» **WHAT THIS TASK INVOLVES**: Spot each line in the records below where the word "方可进料" occurs, then copy it.

Recorded data
※

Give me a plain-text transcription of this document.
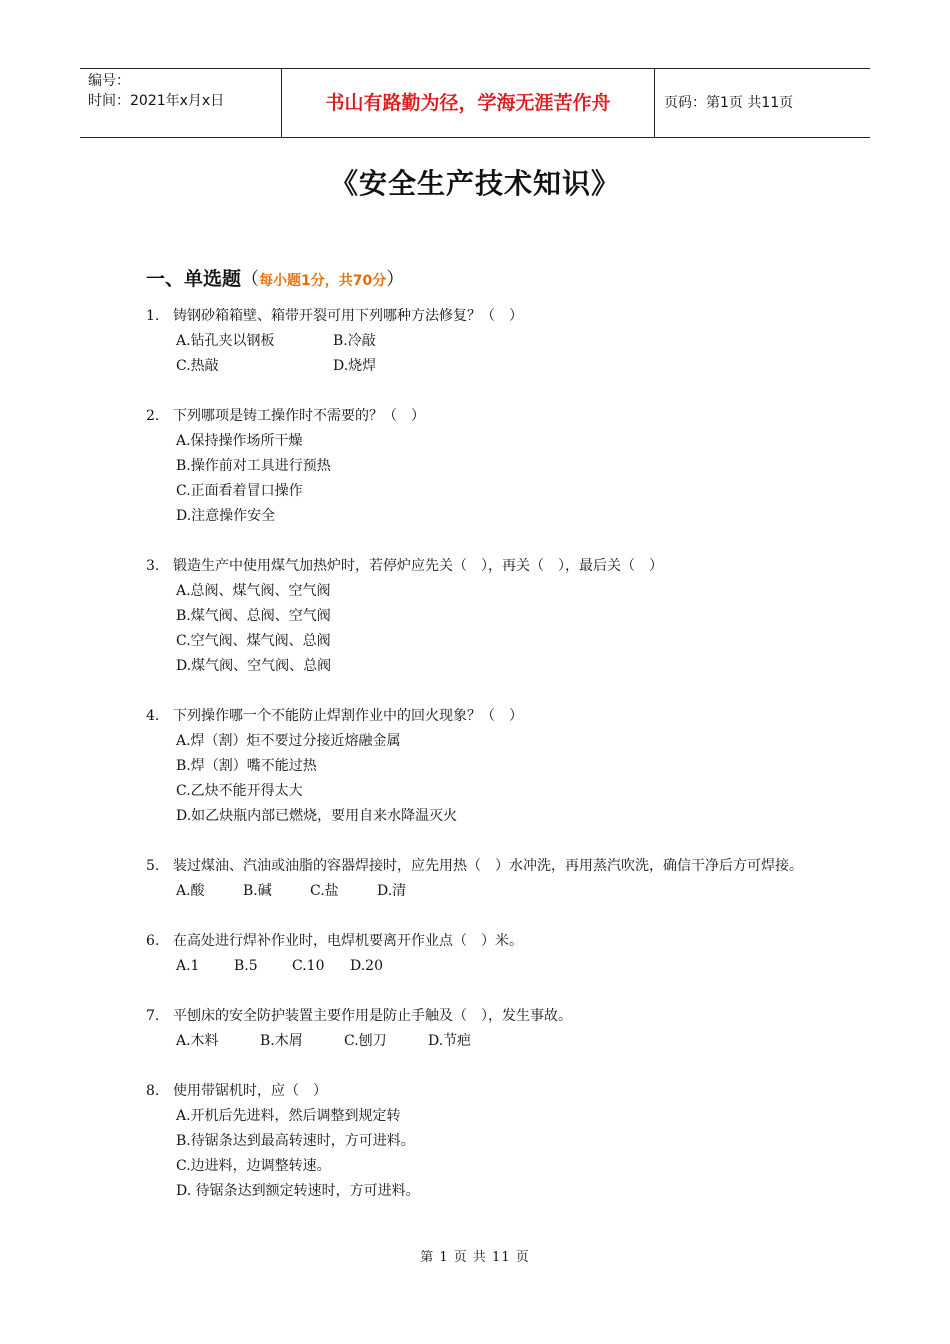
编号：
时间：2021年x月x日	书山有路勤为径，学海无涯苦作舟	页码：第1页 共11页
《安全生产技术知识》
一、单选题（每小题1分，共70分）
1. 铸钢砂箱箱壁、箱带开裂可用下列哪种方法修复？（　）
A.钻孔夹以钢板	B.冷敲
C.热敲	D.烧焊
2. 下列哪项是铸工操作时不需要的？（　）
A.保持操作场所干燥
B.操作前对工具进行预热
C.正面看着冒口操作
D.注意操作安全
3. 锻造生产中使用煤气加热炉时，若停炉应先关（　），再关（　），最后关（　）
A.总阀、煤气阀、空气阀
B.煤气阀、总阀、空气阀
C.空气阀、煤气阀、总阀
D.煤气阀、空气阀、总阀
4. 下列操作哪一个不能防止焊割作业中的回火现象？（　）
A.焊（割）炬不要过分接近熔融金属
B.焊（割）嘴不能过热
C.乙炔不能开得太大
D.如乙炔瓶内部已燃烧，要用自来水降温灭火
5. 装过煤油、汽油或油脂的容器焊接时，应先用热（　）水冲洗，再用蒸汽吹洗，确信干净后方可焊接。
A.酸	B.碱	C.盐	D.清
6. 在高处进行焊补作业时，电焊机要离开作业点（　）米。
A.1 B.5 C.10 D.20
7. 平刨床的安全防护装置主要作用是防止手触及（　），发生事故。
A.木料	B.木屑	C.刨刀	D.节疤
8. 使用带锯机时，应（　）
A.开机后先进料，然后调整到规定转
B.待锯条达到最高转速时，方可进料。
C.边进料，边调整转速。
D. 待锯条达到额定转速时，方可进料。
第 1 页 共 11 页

※

» **SOLUTION**:
B.待锯条达到最高转速时，方可进料。
D. 待锯条达到额定转速时，方可进料。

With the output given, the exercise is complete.